» Task to carry out
Repeat the data that follows, word for word, without the images.

::::

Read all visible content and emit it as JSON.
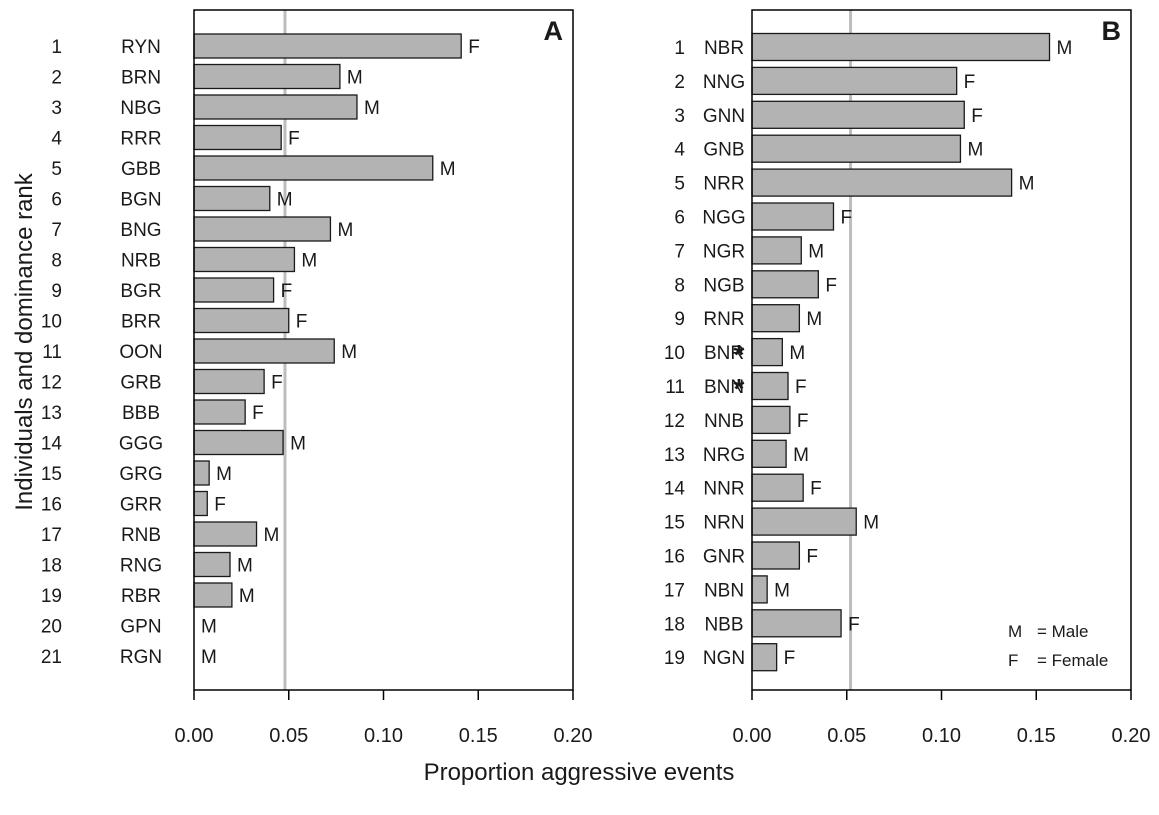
{
  "figure": {
    "ylabel": "Individuals and dominance rank",
    "xlabel": "Proportion aggressive events"
  },
  "colors": {
    "bar_fill": "#b3b3b3",
    "bar_stroke": "#1a1a1a",
    "reference_line": "#bdbdbd",
    "axis": "#000000"
  },
  "chart_data": [
    {
      "type": "bar",
      "orientation": "horizontal",
      "panel_label": "A",
      "xlim": [
        0,
        0.2
      ],
      "xticks": [
        "0.00",
        "0.05",
        "0.10",
        "0.15",
        "0.20"
      ],
      "grid": false,
      "reference_line": 0.048,
      "categories": [
        "1",
        "2",
        "3",
        "4",
        "5",
        "6",
        "7",
        "8",
        "9",
        "10",
        "11",
        "12",
        "13",
        "14",
        "15",
        "16",
        "17",
        "18",
        "19",
        "20",
        "21"
      ],
      "ids": [
        "RYN",
        "BRN",
        "NBG",
        "RRR",
        "GBB",
        "BGN",
        "BNG",
        "NRB",
        "BGR",
        "BRR",
        "OON",
        "GRB",
        "BBB",
        "GGG",
        "GRG",
        "GRR",
        "RNB",
        "RNG",
        "RBR",
        "GPN",
        "RGN"
      ],
      "values": [
        0.141,
        0.077,
        0.086,
        0.046,
        0.126,
        0.04,
        0.072,
        0.053,
        0.042,
        0.05,
        0.074,
        0.037,
        0.027,
        0.047,
        0.008,
        0.007,
        0.033,
        0.019,
        0.02,
        0.0,
        0.0
      ],
      "sex": [
        "F",
        "M",
        "M",
        "F",
        "M",
        "M",
        "M",
        "M",
        "F",
        "F",
        "M",
        "F",
        "F",
        "M",
        "M",
        "F",
        "M",
        "M",
        "M",
        "M",
        "M"
      ],
      "stars": [
        false,
        false,
        false,
        false,
        false,
        false,
        false,
        false,
        false,
        false,
        false,
        false,
        false,
        false,
        false,
        false,
        false,
        false,
        false,
        false,
        false
      ]
    },
    {
      "type": "bar",
      "orientation": "horizontal",
      "panel_label": "B",
      "xlim": [
        0,
        0.2
      ],
      "xticks": [
        "0.00",
        "0.05",
        "0.10",
        "0.15",
        "0.20"
      ],
      "grid": false,
      "reference_line": 0.052,
      "categories": [
        "1",
        "2",
        "3",
        "4",
        "5",
        "6",
        "7",
        "8",
        "9",
        "10",
        "11",
        "12",
        "13",
        "14",
        "15",
        "16",
        "17",
        "18",
        "19"
      ],
      "ids": [
        "NBR",
        "NNG",
        "GNN",
        "GNB",
        "NRR",
        "NGG",
        "NGR",
        "NGB",
        "RNR",
        "BNR",
        "BNN",
        "NNB",
        "NRG",
        "NNR",
        "NRN",
        "GNR",
        "NBN",
        "NBB",
        "NGN"
      ],
      "values": [
        0.157,
        0.108,
        0.112,
        0.11,
        0.137,
        0.043,
        0.026,
        0.035,
        0.025,
        0.016,
        0.019,
        0.02,
        0.018,
        0.027,
        0.055,
        0.025,
        0.008,
        0.047,
        0.013
      ],
      "sex": [
        "M",
        "F",
        "F",
        "M",
        "M",
        "F",
        "M",
        "F",
        "M",
        "M",
        "F",
        "F",
        "M",
        "F",
        "M",
        "F",
        "M",
        "F",
        "F"
      ],
      "stars": [
        false,
        false,
        false,
        false,
        false,
        false,
        false,
        false,
        false,
        true,
        true,
        false,
        false,
        false,
        false,
        false,
        false,
        false,
        false
      ],
      "star_symbol": "*",
      "legend": {
        "position": "bottom-right",
        "entries": [
          {
            "code": "M",
            "text": "= Male"
          },
          {
            "code": "F",
            "text": "= Female"
          }
        ]
      }
    }
  ]
}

::::

» Output for this exercise
Read all visible content and emit it as JSON.
{
  "figure": {
    "ylabel": "Individuals and dominance rank",
    "xlabel": "Proportion aggressive events"
  },
  "colors": {
    "bar_fill": "#b3b3b3",
    "bar_stroke": "#1a1a1a",
    "reference_line": "#bdbdbd",
    "axis": "#000000"
  },
  "chart_data": [
    {
      "type": "bar",
      "orientation": "horizontal",
      "panel_label": "A",
      "xlim": [
        0,
        0.2
      ],
      "xticks": [
        "0.00",
        "0.05",
        "0.10",
        "0.15",
        "0.20"
      ],
      "grid": false,
      "reference_line": 0.048,
      "categories": [
        "1",
        "2",
        "3",
        "4",
        "5",
        "6",
        "7",
        "8",
        "9",
        "10",
        "11",
        "12",
        "13",
        "14",
        "15",
        "16",
        "17",
        "18",
        "19",
        "20",
        "21"
      ],
      "ids": [
        "RYN",
        "BRN",
        "NBG",
        "RRR",
        "GBB",
        "BGN",
        "BNG",
        "NRB",
        "BGR",
        "BRR",
        "OON",
        "GRB",
        "BBB",
        "GGG",
        "GRG",
        "GRR",
        "RNB",
        "RNG",
        "RBR",
        "GPN",
        "RGN"
      ],
      "values": [
        0.141,
        0.077,
        0.086,
        0.046,
        0.126,
        0.04,
        0.072,
        0.053,
        0.042,
        0.05,
        0.074,
        0.037,
        0.027,
        0.047,
        0.008,
        0.007,
        0.033,
        0.019,
        0.02,
        0.0,
        0.0
      ],
      "sex": [
        "F",
        "M",
        "M",
        "F",
        "M",
        "M",
        "M",
        "M",
        "F",
        "F",
        "M",
        "F",
        "F",
        "M",
        "M",
        "F",
        "M",
        "M",
        "M",
        "M",
        "M"
      ],
      "stars": [
        false,
        false,
        false,
        false,
        false,
        false,
        false,
        false,
        false,
        false,
        false,
        false,
        false,
        false,
        false,
        false,
        false,
        false,
        false,
        false,
        false
      ]
    },
    {
      "type": "bar",
      "orientation": "horizontal",
      "panel_label": "B",
      "xlim": [
        0,
        0.2
      ],
      "xticks": [
        "0.00",
        "0.05",
        "0.10",
        "0.15",
        "0.20"
      ],
      "grid": false,
      "reference_line": 0.052,
      "categories": [
        "1",
        "2",
        "3",
        "4",
        "5",
        "6",
        "7",
        "8",
        "9",
        "10",
        "11",
        "12",
        "13",
        "14",
        "15",
        "16",
        "17",
        "18",
        "19"
      ],
      "ids": [
        "NBR",
        "NNG",
        "GNN",
        "GNB",
        "NRR",
        "NGG",
        "NGR",
        "NGB",
        "RNR",
        "BNR",
        "BNN",
        "NNB",
        "NRG",
        "NNR",
        "NRN",
        "GNR",
        "NBN",
        "NBB",
        "NGN"
      ],
      "values": [
        0.157,
        0.108,
        0.112,
        0.11,
        0.137,
        0.043,
        0.026,
        0.035,
        0.025,
        0.016,
        0.019,
        0.02,
        0.018,
        0.027,
        0.055,
        0.025,
        0.008,
        0.047,
        0.013
      ],
      "sex": [
        "M",
        "F",
        "F",
        "M",
        "M",
        "F",
        "M",
        "F",
        "M",
        "M",
        "F",
        "F",
        "M",
        "F",
        "M",
        "F",
        "M",
        "F",
        "F"
      ],
      "stars": [
        false,
        false,
        false,
        false,
        false,
        false,
        false,
        false,
        false,
        true,
        true,
        false,
        false,
        false,
        false,
        false,
        false,
        false,
        false
      ],
      "star_symbol": "*",
      "legend": {
        "position": "bottom-right",
        "entries": [
          {
            "code": "M",
            "text": "= Male"
          },
          {
            "code": "F",
            "text": "= Female"
          }
        ]
      }
    }
  ]
}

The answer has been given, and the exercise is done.